• **To do**
According to the article on Kharg Island below, about how large is the island?

• **Page extract**
++++++++

Kharg Island and the Fragility of the World’s Energy Order

Modern warfare increasingly targets economic infrastructure rather than traditional military formations. Oil terminals, pipelines, power plants and ports have become instruments of pressure in conflicts across the world. The objective is not merely to defeat an enemy army but to weaken an adversary’s economic foundations.

Apr 1, 2026 - 11:57
Apr 1, 2026 - 12:11
Kharg Island and the Fragility of the World’s Energy Order
Photo Credit: Shutterstock

In the geography of modern war, there are places that matter not because of their size but because of what flows through them. In the northern waters of the Persian Gulf lies one such place. Kharg Island is a small coral outcrop barely twenty square kilometres in size, located a short distance from Iran’s southern coastline.

Yet this modest island sits at the heart of one of the most consequential questions in contemporary geopolitics: How vulnerable is the world’s energy system in an age of escalating strategic confrontation?

++++++++

• **Dataset records**
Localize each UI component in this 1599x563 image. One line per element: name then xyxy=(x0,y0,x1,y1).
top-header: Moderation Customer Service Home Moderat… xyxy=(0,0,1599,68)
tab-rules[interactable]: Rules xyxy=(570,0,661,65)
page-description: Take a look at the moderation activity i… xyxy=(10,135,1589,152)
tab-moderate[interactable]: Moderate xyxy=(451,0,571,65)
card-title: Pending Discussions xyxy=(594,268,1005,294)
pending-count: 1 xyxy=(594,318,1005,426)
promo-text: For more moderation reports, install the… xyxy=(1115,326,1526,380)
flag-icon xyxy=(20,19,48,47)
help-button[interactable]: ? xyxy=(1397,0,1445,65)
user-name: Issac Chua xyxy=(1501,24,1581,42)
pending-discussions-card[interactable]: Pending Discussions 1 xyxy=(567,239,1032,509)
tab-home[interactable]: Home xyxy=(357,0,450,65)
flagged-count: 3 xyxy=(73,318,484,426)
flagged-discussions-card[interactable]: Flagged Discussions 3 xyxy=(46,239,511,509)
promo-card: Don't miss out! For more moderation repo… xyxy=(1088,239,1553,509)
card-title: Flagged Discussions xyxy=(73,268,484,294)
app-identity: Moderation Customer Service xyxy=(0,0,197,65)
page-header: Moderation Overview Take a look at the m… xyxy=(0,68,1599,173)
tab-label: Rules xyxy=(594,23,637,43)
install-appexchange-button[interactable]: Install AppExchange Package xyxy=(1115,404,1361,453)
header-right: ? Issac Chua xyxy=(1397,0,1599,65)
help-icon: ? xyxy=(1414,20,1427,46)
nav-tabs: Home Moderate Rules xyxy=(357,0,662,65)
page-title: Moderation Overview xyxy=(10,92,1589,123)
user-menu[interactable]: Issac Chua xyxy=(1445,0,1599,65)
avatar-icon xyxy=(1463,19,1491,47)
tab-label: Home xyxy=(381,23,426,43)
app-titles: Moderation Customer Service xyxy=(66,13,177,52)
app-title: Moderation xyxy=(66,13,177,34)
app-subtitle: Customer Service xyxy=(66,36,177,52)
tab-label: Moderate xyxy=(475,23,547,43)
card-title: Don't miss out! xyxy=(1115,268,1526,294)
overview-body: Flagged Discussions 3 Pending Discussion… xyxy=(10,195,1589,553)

++++++++

• **Expected answer**
Barely twenty square kilometers.